YOUR GOAL — The entries below are to be transcribed in full, without their images.

[Part of a data file]

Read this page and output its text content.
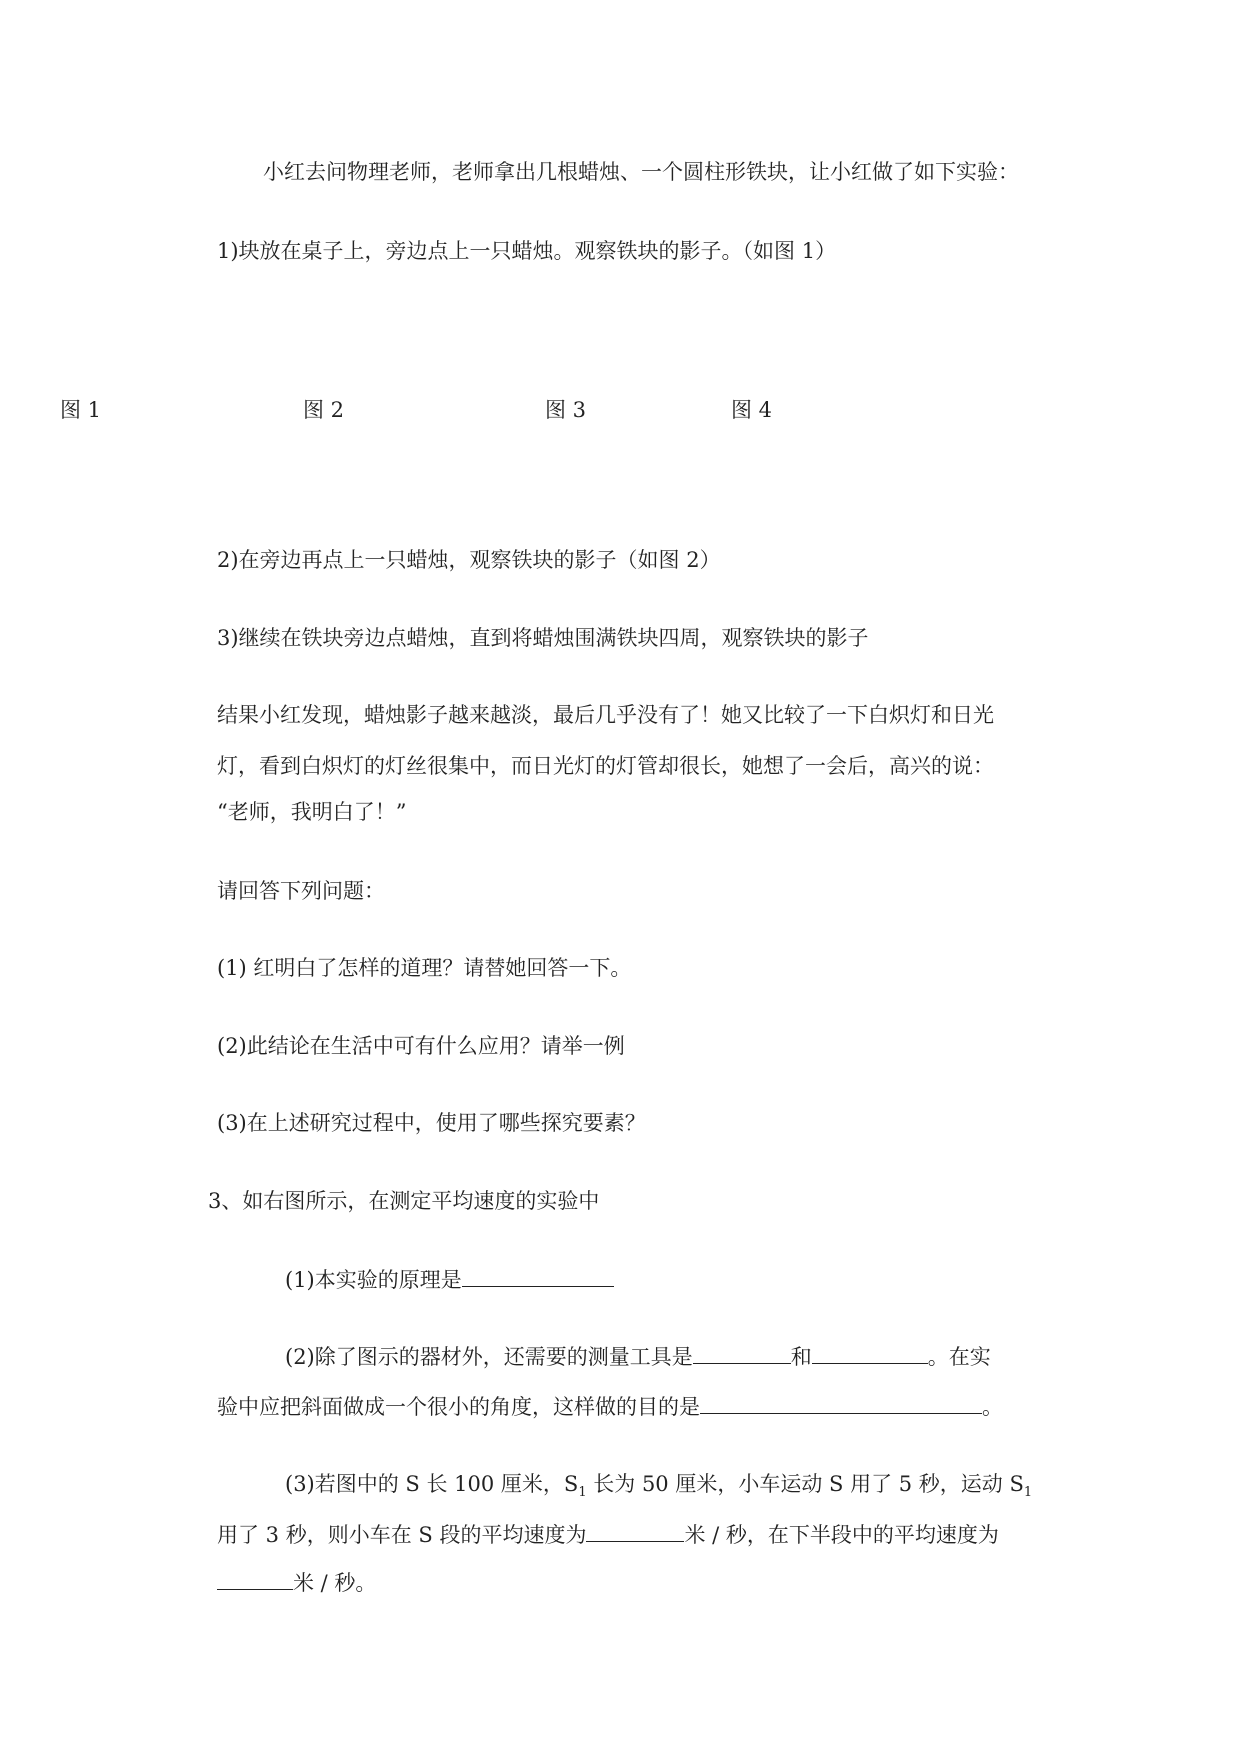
小红去问物理老师，老师拿出几根蜡烛、一个圆柱形铁块，让小红做了如下实验：
1)块放在桌子上，旁边点上一只蜡烛。观察铁块的影子。（如图 1）
图 1	图 2	图 3	图 4
2)在旁边再点上一只蜡烛，观察铁块的影子（如图 2）
3)继续在铁块旁边点蜡烛，直到将蜡烛围满铁块四周，观察铁块的影子
结果小红发现，蜡烛影子越来越淡，最后几乎没有了！她又比较了一下白炽灯和日光
灯，看到白炽灯的灯丝很集中，而日光灯的灯管却很长，她想了一会后，高兴的说：
“老师，我明白了！”
请回答下列问题：
(1) 红明白了怎样的道理？请替她回答一下。
(2)此结论在生活中可有什么应用？请举一例
(3)在上述研究过程中，使用了哪些探究要素？
3、如右图所示，在测定平均速度的实验中
(1)本实验的原理是
(2)除了图示的器材外，还需要的测量工具是	和	。在实
验中应把斜面做成一个很小的角度，这样做的目的是	。
(3)若图中的 S 长 100 厘米，$S_1$ 长为 50 厘米，小车运动 S 用了 5 秒，运动 $S_1$
用了 3 秒，则小车在 S 段的平均速度为	米 / 秒，在下半段中的平均速度为
米 / 秒。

ANSWER IN FULL —
Read this page and output its text content.
小红去问物理老师，老师拿出几根蜡烛、一个圆柱形铁块，让小红做了如下实验：
1)块放在桌子上，旁边点上一只蜡烛。观察铁块的影子。（如图 1）
图 1	图 2	图 3	图 4
2)在旁边再点上一只蜡烛，观察铁块的影子（如图 2）
3)继续在铁块旁边点蜡烛，直到将蜡烛围满铁块四周，观察铁块的影子
结果小红发现，蜡烛影子越来越淡，最后几乎没有了！她又比较了一下白炽灯和日光
灯，看到白炽灯的灯丝很集中，而日光灯的灯管却很长，她想了一会后，高兴的说：
“老师，我明白了！”
请回答下列问题：
(1) 红明白了怎样的道理？请替她回答一下。
(2)此结论在生活中可有什么应用？请举一例
(3)在上述研究过程中，使用了哪些探究要素？
3、如右图所示，在测定平均速度的实验中
(1)本实验的原理是
(2)除了图示的器材外，还需要的测量工具是	和	。在实
验中应把斜面做成一个很小的角度，这样做的目的是	。
(3)若图中的 S 长 100 厘米，$S_1$ 长为 50 厘米，小车运动 S 用了 5 秒，运动 $S_1$
用了 3 秒，则小车在 S 段的平均速度为	米 / 秒，在下半段中的平均速度为
米 / 秒。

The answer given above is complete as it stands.